# Exercise objective
Reproduce all entries precisely as they are written.

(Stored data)
-.-.-
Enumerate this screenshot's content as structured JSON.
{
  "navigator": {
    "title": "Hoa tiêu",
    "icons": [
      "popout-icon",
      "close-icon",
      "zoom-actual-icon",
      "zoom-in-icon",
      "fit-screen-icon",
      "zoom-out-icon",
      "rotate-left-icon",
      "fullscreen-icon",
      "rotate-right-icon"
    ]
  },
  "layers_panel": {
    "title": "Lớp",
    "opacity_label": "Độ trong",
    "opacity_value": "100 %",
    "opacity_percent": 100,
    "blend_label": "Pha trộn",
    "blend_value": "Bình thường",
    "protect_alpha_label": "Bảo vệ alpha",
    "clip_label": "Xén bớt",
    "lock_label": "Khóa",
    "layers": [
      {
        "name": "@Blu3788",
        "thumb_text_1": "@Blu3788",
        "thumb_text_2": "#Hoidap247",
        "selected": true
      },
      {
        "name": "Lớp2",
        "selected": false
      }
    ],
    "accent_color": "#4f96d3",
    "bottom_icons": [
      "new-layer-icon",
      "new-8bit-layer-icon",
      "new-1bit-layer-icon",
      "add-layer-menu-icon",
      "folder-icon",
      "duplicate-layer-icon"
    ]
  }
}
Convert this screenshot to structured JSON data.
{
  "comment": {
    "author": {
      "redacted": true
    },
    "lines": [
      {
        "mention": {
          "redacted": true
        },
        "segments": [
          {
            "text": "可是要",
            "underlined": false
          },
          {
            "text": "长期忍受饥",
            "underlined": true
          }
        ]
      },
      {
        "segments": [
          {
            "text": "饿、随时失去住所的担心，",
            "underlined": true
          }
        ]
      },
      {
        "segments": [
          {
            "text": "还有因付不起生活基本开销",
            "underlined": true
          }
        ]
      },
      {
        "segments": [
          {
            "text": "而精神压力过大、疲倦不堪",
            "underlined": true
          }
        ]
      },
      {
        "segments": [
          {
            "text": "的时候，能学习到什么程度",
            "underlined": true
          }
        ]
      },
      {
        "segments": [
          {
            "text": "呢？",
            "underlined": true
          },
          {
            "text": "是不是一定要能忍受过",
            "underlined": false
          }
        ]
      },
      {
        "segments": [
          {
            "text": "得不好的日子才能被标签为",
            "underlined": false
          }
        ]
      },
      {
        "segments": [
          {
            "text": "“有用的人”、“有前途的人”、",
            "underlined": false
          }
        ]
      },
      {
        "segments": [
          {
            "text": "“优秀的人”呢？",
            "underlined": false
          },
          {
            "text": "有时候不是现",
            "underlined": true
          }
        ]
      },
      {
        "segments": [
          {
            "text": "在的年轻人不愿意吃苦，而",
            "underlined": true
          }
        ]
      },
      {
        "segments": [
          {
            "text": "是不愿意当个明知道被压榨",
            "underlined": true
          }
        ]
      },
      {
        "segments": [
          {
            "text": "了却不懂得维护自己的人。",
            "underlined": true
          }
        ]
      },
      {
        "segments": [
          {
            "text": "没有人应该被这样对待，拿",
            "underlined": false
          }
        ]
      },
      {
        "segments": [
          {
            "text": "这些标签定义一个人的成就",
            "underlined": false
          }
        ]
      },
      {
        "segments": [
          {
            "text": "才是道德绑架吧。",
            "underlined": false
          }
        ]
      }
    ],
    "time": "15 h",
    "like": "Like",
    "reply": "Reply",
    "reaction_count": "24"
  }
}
-.-.-
# Solution to the exercise
Enumerate this screenshot's content as structured JSON.
{
  "navigator": {
    "title": "Hoa tiêu",
    "icons": [
      "popout-icon",
      "close-icon",
      "zoom-actual-icon",
      "zoom-in-icon",
      "fit-screen-icon",
      "zoom-out-icon",
      "rotate-left-icon",
      "fullscreen-icon",
      "rotate-right-icon"
    ]
  },
  "layers_panel": {
    "title": "Lớp",
    "opacity_label": "Độ trong",
    "opacity_value": "100 %",
    "opacity_percent": 100,
    "blend_label": "Pha trộn",
    "blend_value": "Bình thường",
    "protect_alpha_label": "Bảo vệ alpha",
    "clip_label": "Xén bớt",
    "lock_label": "Khóa",
    "layers": [
      {
        "name": "@Blu3788",
        "thumb_text_1": "@Blu3788",
        "thumb_text_2": "#Hoidap247",
        "selected": true
      },
      {
        "name": "Lớp2",
        "selected": false
      }
    ],
    "accent_color": "#4f96d3",
    "bottom_icons": [
      "new-layer-icon",
      "new-8bit-layer-icon",
      "new-1bit-layer-icon",
      "add-layer-menu-icon",
      "folder-icon",
      "duplicate-layer-icon"
    ]
  }
}
Convert this screenshot to structured JSON data.
{
  "comment": {
    "author": {
      "redacted": true
    },
    "lines": [
      {
        "mention": {
          "redacted": true
        },
        "segments": [
          {
            "text": "可是要",
            "underlined": false
          },
          {
            "text": "长期忍受饥",
            "underlined": true
          }
        ]
      },
      {
        "segments": [
          {
            "text": "饿、随时失去住所的担心，",
            "underlined": true
          }
        ]
      },
      {
        "segments": [
          {
            "text": "还有因付不起生活基本开销",
            "underlined": true
          }
        ]
      },
      {
        "segments": [
          {
            "text": "而精神压力过大、疲倦不堪",
            "underlined": true
          }
        ]
      },
      {
        "segments": [
          {
            "text": "的时候，能学习到什么程度",
            "underlined": true
          }
        ]
      },
      {
        "segments": [
          {
            "text": "呢？",
            "underlined": true
          },
          {
            "text": "是不是一定要能忍受过",
            "underlined": false
          }
        ]
      },
      {
        "segments": [
          {
            "text": "得不好的日子才能被标签为",
            "underlined": false
          }
        ]
      },
      {
        "segments": [
          {
            "text": "“有用的人”、“有前途的人”、",
            "underlined": false
          }
        ]
      },
      {
        "segments": [
          {
            "text": "“优秀的人”呢？",
            "underlined": false
          },
          {
            "text": "有时候不是现",
            "underlined": true
          }
        ]
      },
      {
        "segments": [
          {
            "text": "在的年轻人不愿意吃苦，而",
            "underlined": true
          }
        ]
      },
      {
        "segments": [
          {
            "text": "是不愿意当个明知道被压榨",
            "underlined": true
          }
        ]
      },
      {
        "segments": [
          {
            "text": "了却不懂得维护自己的人。",
            "underlined": true
          }
        ]
      },
      {
        "segments": [
          {
            "text": "没有人应该被这样对待，拿",
            "underlined": false
          }
        ]
      },
      {
        "segments": [
          {
            "text": "这些标签定义一个人的成就",
            "underlined": false
          }
        ]
      },
      {
        "segments": [
          {
            "text": "才是道德绑架吧。",
            "underlined": false
          }
        ]
      }
    ],
    "time": "15 h",
    "like": "Like",
    "reply": "Reply",
    "reaction_count": "24"
  }
}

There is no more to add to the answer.